Dataset listings of figures:
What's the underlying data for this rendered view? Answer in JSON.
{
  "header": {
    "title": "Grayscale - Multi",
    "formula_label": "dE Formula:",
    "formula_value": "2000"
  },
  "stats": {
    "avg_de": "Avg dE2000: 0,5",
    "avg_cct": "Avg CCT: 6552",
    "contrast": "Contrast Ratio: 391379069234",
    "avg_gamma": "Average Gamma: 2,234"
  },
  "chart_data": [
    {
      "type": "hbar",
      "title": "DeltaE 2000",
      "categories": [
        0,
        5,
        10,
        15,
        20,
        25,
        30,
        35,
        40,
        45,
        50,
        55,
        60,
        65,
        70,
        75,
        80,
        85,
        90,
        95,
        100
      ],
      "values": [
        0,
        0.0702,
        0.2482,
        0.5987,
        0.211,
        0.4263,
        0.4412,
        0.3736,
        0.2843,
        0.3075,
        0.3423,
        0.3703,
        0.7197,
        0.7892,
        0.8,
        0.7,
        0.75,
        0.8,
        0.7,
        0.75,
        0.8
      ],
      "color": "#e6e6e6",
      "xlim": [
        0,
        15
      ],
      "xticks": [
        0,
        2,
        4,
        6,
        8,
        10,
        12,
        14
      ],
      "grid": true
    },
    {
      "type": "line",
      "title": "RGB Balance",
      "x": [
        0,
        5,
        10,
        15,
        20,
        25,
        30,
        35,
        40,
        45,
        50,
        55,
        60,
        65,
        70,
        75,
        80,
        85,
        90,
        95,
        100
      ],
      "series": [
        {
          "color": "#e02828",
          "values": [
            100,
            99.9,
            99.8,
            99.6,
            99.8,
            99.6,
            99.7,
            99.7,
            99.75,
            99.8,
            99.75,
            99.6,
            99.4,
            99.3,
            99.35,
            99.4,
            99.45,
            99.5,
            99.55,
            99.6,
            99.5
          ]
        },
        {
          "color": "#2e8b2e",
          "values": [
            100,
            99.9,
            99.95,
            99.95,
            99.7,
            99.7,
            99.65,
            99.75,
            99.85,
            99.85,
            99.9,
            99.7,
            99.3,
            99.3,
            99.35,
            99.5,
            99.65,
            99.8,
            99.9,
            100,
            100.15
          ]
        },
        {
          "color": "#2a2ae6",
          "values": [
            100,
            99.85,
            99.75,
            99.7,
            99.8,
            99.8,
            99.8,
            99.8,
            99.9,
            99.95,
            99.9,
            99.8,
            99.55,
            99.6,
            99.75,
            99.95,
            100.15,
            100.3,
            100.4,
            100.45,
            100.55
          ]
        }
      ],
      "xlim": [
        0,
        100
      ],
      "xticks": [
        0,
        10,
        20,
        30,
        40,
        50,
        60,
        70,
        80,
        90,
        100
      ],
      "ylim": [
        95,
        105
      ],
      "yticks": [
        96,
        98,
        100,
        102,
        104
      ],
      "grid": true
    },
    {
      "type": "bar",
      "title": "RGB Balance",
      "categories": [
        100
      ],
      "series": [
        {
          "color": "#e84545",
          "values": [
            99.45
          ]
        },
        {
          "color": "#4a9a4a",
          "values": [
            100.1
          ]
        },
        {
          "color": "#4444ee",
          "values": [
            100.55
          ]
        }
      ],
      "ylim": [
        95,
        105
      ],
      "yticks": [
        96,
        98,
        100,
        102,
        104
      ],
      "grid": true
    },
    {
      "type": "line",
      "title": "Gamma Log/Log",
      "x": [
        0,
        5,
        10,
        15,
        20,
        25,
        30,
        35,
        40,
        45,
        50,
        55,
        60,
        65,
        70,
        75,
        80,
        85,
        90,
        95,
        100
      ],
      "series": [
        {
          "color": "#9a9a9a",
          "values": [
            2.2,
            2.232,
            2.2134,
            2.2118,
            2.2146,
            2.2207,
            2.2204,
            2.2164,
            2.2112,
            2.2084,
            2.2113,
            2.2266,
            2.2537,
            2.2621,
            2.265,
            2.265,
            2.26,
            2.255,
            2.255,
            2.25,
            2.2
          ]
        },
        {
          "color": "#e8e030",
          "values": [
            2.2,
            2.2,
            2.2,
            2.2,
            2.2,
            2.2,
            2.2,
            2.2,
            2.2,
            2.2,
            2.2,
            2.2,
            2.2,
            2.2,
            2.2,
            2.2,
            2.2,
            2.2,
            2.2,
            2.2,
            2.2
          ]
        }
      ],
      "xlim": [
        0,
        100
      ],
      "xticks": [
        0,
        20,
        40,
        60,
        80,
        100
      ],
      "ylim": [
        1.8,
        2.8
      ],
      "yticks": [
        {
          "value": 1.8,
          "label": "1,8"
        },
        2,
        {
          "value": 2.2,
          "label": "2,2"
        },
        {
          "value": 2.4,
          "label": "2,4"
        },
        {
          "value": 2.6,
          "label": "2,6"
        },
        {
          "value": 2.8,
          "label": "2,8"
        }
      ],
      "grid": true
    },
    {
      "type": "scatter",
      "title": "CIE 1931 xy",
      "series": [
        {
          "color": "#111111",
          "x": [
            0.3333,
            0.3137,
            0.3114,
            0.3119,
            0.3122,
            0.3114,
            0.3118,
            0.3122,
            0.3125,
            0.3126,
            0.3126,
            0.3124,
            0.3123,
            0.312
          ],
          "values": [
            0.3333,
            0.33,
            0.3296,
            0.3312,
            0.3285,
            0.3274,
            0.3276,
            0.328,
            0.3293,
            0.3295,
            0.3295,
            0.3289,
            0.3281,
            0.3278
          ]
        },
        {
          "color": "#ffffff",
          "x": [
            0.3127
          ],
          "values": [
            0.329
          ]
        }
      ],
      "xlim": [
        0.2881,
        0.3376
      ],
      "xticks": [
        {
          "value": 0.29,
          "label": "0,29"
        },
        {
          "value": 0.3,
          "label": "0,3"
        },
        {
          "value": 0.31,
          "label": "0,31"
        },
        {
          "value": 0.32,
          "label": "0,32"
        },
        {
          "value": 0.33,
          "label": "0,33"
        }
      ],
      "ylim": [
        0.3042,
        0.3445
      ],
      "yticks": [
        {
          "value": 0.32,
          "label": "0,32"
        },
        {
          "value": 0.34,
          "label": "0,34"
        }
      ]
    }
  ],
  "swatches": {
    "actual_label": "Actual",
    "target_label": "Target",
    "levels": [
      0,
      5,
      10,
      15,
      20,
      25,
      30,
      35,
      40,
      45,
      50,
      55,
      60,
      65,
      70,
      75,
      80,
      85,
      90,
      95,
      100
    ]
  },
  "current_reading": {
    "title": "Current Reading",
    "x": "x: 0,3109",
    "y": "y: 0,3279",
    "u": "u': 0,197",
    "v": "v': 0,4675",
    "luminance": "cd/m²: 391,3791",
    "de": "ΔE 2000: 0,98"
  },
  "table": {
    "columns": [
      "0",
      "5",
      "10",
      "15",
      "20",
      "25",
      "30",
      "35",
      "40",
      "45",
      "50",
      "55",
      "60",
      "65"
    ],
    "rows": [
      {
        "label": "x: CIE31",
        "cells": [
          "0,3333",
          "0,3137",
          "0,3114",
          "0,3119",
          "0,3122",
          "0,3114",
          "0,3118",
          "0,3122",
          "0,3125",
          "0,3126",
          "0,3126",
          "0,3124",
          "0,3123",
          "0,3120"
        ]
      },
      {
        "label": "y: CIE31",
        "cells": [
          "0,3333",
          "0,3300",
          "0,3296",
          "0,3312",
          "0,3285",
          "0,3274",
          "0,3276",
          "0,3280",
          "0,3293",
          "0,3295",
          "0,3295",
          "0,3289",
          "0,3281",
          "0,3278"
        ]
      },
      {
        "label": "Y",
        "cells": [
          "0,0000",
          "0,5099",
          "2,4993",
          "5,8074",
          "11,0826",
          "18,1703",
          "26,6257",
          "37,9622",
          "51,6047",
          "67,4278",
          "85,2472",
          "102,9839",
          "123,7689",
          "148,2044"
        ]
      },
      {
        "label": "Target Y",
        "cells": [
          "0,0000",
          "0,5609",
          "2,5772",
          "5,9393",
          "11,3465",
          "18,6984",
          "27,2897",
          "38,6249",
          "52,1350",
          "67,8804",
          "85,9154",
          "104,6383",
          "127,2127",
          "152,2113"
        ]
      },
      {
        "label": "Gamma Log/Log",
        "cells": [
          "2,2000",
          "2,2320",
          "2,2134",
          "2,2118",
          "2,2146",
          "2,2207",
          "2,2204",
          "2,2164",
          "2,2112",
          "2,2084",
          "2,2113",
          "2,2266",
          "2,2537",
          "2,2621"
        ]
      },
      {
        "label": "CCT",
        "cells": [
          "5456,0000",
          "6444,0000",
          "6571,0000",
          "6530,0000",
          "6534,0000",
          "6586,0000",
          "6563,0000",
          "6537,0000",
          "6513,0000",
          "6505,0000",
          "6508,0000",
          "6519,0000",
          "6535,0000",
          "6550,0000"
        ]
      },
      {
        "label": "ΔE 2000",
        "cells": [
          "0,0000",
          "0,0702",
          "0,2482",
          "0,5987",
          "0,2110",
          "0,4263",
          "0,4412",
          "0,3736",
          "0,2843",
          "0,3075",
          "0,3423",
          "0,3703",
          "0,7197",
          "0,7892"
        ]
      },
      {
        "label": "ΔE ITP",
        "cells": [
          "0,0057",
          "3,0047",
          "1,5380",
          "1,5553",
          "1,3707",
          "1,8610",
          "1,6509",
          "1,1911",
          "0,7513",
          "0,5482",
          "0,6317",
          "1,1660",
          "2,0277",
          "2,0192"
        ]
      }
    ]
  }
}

WHAT THE TASK ASKS:
Your answer should be only a number: how many lines of the data above contain the string "title"?

WORKED SOLUTION:
7